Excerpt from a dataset
>> BEGIN
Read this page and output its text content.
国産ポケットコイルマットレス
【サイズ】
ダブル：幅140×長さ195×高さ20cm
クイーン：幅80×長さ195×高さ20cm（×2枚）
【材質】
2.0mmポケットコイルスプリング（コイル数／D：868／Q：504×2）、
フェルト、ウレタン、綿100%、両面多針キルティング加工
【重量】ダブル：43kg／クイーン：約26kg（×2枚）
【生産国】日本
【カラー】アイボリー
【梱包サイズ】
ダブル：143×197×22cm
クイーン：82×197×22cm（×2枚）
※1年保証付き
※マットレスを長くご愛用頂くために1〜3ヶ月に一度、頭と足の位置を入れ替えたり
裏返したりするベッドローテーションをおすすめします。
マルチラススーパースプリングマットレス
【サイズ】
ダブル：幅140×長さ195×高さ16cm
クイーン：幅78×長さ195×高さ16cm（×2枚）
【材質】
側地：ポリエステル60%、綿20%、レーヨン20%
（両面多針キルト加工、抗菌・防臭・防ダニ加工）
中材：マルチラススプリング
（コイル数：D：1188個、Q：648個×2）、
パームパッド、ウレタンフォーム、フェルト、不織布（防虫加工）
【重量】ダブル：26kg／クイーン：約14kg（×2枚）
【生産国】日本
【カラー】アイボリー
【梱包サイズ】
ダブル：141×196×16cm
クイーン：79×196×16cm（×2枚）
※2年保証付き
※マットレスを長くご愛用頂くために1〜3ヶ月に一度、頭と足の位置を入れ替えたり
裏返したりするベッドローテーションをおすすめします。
>> END
What you will do
Restate the data above exactly, keeping each word as it stands.

The output
Read this page and output its text content.
国産ポケットコイルマットレス
【サイズ】
ダブル：幅140×長さ195×高さ20cm
クイーン：幅80×長さ195×高さ20cm（×2枚）
【材質】
2.0mmポケットコイルスプリング（コイル数／D：868／Q：504×2）、
フェルト、ウレタン、綿100%、両面多針キルティング加工
【重量】ダブル：43kg／クイーン：約26kg（×2枚）
【生産国】日本
【カラー】アイボリー
【梱包サイズ】
ダブル：143×197×22cm
クイーン：82×197×22cm（×2枚）
※1年保証付き
※マットレスを長くご愛用頂くために1〜3ヶ月に一度、頭と足の位置を入れ替えたり
裏返したりするベッドローテーションをおすすめします。
マルチラススーパースプリングマットレス
【サイズ】
ダブル：幅140×長さ195×高さ16cm
クイーン：幅78×長さ195×高さ16cm（×2枚）
【材質】
側地：ポリエステル60%、綿20%、レーヨン20%
（両面多針キルト加工、抗菌・防臭・防ダニ加工）
中材：マルチラススプリング
（コイル数：D：1188個、Q：648個×2）、
パームパッド、ウレタンフォーム、フェルト、不織布（防虫加工）
【重量】ダブル：26kg／クイーン：約14kg（×2枚）
【生産国】日本
【カラー】アイボリー
【梱包サイズ】
ダブル：141×196×16cm
クイーン：79×196×16cm（×2枚）
※2年保証付き
※マットレスを長くご愛用頂くために1〜3ヶ月に一度、頭と足の位置を入れ替えたり
裏返したりするベッドローテーションをおすすめします。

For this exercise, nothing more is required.